INSTRUCTION → Check each line of the material below for "name", then copy the ones that contain it.

'''

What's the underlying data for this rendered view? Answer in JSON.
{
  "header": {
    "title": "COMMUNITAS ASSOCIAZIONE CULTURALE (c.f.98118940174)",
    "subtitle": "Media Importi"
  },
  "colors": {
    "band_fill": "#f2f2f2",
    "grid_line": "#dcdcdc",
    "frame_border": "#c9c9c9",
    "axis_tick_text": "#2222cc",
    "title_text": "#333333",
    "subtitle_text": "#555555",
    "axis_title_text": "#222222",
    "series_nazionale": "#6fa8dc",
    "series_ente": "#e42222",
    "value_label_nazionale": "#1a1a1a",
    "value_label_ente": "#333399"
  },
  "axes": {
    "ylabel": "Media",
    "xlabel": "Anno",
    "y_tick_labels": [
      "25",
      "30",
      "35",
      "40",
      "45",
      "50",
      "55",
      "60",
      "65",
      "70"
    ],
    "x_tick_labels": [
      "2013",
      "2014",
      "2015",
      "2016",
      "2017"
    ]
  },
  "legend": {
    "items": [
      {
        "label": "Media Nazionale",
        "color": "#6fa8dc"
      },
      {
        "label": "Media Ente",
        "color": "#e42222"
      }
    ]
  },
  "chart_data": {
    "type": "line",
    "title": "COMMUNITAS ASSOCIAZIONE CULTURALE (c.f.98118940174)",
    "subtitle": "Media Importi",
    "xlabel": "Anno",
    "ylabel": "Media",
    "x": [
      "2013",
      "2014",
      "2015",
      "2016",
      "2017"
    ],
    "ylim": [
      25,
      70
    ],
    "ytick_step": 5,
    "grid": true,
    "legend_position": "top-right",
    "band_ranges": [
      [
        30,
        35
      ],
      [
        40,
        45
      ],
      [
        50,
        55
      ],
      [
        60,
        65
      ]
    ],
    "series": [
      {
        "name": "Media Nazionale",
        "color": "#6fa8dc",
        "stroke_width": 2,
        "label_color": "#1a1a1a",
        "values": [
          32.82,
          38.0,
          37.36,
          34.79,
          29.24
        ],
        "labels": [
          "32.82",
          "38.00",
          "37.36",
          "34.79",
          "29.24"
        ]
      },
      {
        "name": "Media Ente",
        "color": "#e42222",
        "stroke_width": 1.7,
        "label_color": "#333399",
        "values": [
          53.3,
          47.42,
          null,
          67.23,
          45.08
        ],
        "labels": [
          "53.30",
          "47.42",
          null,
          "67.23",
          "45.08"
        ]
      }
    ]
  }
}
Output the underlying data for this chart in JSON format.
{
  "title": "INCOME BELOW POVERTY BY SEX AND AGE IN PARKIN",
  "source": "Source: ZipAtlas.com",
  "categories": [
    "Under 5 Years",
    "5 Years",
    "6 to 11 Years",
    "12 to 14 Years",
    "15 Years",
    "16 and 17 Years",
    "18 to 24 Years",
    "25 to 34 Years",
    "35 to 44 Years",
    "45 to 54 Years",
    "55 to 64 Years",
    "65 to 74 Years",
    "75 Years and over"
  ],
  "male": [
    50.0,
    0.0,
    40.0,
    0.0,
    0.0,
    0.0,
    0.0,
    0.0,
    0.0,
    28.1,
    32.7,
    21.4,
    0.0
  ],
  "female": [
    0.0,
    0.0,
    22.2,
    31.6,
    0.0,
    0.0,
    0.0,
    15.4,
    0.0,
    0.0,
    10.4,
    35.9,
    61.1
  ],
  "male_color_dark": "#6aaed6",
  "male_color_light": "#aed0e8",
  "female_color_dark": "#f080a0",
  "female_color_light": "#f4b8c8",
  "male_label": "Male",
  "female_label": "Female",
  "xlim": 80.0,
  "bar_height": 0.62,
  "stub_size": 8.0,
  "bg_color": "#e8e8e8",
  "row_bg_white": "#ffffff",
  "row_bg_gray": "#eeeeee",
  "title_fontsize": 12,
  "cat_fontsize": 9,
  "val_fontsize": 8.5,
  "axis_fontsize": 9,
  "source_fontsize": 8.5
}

'''

EXERCISE OUTPUT →
        "name": "Media Nazionale",
        "name": "Media Ente",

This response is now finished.